• [Instruction] Every line of the material is to be repeated exactly as it stands.

================

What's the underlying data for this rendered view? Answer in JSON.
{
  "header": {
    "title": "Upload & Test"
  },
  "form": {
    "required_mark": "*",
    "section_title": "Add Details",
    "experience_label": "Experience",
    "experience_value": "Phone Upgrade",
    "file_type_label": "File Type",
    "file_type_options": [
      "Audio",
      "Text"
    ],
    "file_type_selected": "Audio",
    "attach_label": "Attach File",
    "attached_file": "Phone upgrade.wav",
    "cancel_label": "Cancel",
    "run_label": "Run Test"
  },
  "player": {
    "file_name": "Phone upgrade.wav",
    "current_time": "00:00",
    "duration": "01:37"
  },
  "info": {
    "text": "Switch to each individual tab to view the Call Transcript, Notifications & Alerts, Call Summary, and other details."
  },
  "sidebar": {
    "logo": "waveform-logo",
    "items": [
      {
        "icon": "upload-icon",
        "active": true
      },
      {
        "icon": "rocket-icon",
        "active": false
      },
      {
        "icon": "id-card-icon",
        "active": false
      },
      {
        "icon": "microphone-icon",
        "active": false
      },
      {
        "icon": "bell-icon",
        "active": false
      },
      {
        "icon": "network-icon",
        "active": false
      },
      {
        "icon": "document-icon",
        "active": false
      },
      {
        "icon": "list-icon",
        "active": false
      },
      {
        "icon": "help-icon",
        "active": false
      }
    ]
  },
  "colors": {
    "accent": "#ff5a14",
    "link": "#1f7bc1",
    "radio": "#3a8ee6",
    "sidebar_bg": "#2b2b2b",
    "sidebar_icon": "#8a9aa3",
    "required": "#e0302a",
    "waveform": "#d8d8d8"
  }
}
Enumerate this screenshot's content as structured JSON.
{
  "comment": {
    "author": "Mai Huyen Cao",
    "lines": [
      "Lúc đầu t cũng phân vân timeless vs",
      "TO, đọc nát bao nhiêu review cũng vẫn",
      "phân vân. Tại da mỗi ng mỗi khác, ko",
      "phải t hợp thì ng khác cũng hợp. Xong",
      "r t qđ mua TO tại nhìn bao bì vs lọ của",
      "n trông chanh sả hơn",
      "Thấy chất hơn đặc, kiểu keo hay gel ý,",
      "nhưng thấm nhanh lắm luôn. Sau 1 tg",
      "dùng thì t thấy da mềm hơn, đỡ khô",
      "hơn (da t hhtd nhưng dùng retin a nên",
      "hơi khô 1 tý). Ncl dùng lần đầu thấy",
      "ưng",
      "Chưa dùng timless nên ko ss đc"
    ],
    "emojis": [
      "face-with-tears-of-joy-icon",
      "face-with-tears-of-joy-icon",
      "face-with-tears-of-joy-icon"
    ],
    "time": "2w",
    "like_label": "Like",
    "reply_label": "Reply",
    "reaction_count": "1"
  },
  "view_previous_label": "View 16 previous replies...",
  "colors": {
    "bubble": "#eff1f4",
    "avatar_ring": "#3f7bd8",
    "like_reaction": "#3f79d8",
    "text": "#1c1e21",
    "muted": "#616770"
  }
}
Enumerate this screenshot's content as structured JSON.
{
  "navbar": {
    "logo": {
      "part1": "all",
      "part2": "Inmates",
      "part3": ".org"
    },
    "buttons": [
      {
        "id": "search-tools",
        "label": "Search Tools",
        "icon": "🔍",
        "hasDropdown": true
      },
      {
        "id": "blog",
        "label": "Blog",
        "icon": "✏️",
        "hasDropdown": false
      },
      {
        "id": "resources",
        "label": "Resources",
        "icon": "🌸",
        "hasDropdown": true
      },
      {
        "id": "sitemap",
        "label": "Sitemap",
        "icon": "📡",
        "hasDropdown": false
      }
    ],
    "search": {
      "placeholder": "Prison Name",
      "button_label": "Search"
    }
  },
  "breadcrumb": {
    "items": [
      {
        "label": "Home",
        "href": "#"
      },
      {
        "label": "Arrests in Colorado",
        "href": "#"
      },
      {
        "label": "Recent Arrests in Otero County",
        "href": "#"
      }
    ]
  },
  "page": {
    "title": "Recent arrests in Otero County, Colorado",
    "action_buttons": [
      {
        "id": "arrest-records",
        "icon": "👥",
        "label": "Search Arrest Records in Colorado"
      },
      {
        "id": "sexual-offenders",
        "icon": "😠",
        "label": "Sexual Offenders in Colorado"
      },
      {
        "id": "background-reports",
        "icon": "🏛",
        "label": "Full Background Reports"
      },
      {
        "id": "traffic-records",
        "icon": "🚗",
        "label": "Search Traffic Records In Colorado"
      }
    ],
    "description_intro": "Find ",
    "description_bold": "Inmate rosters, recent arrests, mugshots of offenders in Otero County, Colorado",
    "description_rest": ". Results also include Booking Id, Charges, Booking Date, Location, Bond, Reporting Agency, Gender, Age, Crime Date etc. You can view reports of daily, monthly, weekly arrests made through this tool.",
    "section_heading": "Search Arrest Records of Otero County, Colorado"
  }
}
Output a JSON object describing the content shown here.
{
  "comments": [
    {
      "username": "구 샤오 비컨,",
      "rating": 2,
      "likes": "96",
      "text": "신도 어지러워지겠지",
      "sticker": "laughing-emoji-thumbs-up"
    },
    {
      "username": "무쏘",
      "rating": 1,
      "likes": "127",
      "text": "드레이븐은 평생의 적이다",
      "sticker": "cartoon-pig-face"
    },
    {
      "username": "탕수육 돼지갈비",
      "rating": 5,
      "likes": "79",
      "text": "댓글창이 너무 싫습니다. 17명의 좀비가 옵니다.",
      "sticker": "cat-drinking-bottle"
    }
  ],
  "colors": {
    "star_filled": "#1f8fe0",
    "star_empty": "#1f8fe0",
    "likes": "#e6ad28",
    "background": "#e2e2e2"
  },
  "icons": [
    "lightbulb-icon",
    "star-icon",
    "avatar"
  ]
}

================

• [Exercise result]
What's the underlying data for this rendered view? Answer in JSON.
{
  "header": {
    "title": "Upload & Test"
  },
  "form": {
    "required_mark": "*",
    "section_title": "Add Details",
    "experience_label": "Experience",
    "experience_value": "Phone Upgrade",
    "file_type_label": "File Type",
    "file_type_options": [
      "Audio",
      "Text"
    ],
    "file_type_selected": "Audio",
    "attach_label": "Attach File",
    "attached_file": "Phone upgrade.wav",
    "cancel_label": "Cancel",
    "run_label": "Run Test"
  },
  "player": {
    "file_name": "Phone upgrade.wav",
    "current_time": "00:00",
    "duration": "01:37"
  },
  "info": {
    "text": "Switch to each individual tab to view the Call Transcript, Notifications & Alerts, Call Summary, and other details."
  },
  "sidebar": {
    "logo": "waveform-logo",
    "items": [
      {
        "icon": "upload-icon",
        "active": true
      },
      {
        "icon": "rocket-icon",
        "active": false
      },
      {
        "icon": "id-card-icon",
        "active": false
      },
      {
        "icon": "microphone-icon",
        "active": false
      },
      {
        "icon": "bell-icon",
        "active": false
      },
      {
        "icon": "network-icon",
        "active": false
      },
      {
        "icon": "document-icon",
        "active": false
      },
      {
        "icon": "list-icon",
        "active": false
      },
      {
        "icon": "help-icon",
        "active": false
      }
    ]
  },
  "colors": {
    "accent": "#ff5a14",
    "link": "#1f7bc1",
    "radio": "#3a8ee6",
    "sidebar_bg": "#2b2b2b",
    "sidebar_icon": "#8a9aa3",
    "required": "#e0302a",
    "waveform": "#d8d8d8"
  }
}
Enumerate this screenshot's content as structured JSON.
{
  "comment": {
    "author": "Mai Huyen Cao",
    "lines": [
      "Lúc đầu t cũng phân vân timeless vs",
      "TO, đọc nát bao nhiêu review cũng vẫn",
      "phân vân. Tại da mỗi ng mỗi khác, ko",
      "phải t hợp thì ng khác cũng hợp. Xong",
      "r t qđ mua TO tại nhìn bao bì vs lọ của",
      "n trông chanh sả hơn",
      "Thấy chất hơn đặc, kiểu keo hay gel ý,",
      "nhưng thấm nhanh lắm luôn. Sau 1 tg",
      "dùng thì t thấy da mềm hơn, đỡ khô",
      "hơn (da t hhtd nhưng dùng retin a nên",
      "hơi khô 1 tý). Ncl dùng lần đầu thấy",
      "ưng",
      "Chưa dùng timless nên ko ss đc"
    ],
    "emojis": [
      "face-with-tears-of-joy-icon",
      "face-with-tears-of-joy-icon",
      "face-with-tears-of-joy-icon"
    ],
    "time": "2w",
    "like_label": "Like",
    "reply_label": "Reply",
    "reaction_count": "1"
  },
  "view_previous_label": "View 16 previous replies...",
  "colors": {
    "bubble": "#eff1f4",
    "avatar_ring": "#3f7bd8",
    "like_reaction": "#3f79d8",
    "text": "#1c1e21",
    "muted": "#616770"
  }
}
Enumerate this screenshot's content as structured JSON.
{
  "navbar": {
    "logo": {
      "part1": "all",
      "part2": "Inmates",
      "part3": ".org"
    },
    "buttons": [
      {
        "id": "search-tools",
        "label": "Search Tools",
        "icon": "🔍",
        "hasDropdown": true
      },
      {
        "id": "blog",
        "label": "Blog",
        "icon": "✏️",
        "hasDropdown": false
      },
      {
        "id": "resources",
        "label": "Resources",
        "icon": "🌸",
        "hasDropdown": true
      },
      {
        "id": "sitemap",
        "label": "Sitemap",
        "icon": "📡",
        "hasDropdown": false
      }
    ],
    "search": {
      "placeholder": "Prison Name",
      "button_label": "Search"
    }
  },
  "breadcrumb": {
    "items": [
      {
        "label": "Home",
        "href": "#"
      },
      {
        "label": "Arrests in Colorado",
        "href": "#"
      },
      {
        "label": "Recent Arrests in Otero County",
        "href": "#"
      }
    ]
  },
  "page": {
    "title": "Recent arrests in Otero County, Colorado",
    "action_buttons": [
      {
        "id": "arrest-records",
        "icon": "👥",
        "label": "Search Arrest Records in Colorado"
      },
      {
        "id": "sexual-offenders",
        "icon": "😠",
        "label": "Sexual Offenders in Colorado"
      },
      {
        "id": "background-reports",
        "icon": "🏛",
        "label": "Full Background Reports"
      },
      {
        "id": "traffic-records",
        "icon": "🚗",
        "label": "Search Traffic Records In Colorado"
      }
    ],
    "description_intro": "Find ",
    "description_bold": "Inmate rosters, recent arrests, mugshots of offenders in Otero County, Colorado",
    "description_rest": ". Results also include Booking Id, Charges, Booking Date, Location, Bond, Reporting Agency, Gender, Age, Crime Date etc. You can view reports of daily, monthly, weekly arrests made through this tool.",
    "section_heading": "Search Arrest Records of Otero County, Colorado"
  }
}
Output a JSON object describing the content shown here.
{
  "comments": [
    {
      "username": "구 샤오 비컨,",
      "rating": 2,
      "likes": "96",
      "text": "신도 어지러워지겠지",
      "sticker": "laughing-emoji-thumbs-up"
    },
    {
      "username": "무쏘",
      "rating": 1,
      "likes": "127",
      "text": "드레이븐은 평생의 적이다",
      "sticker": "cartoon-pig-face"
    },
    {
      "username": "탕수육 돼지갈비",
      "rating": 5,
      "likes": "79",
      "text": "댓글창이 너무 싫습니다. 17명의 좀비가 옵니다.",
      "sticker": "cat-drinking-bottle"
    }
  ],
  "colors": {
    "star_filled": "#1f8fe0",
    "star_empty": "#1f8fe0",
    "likes": "#e6ad28",
    "background": "#e2e2e2"
  },
  "icons": [
    "lightbulb-icon",
    "star-icon",
    "avatar"
  ]
}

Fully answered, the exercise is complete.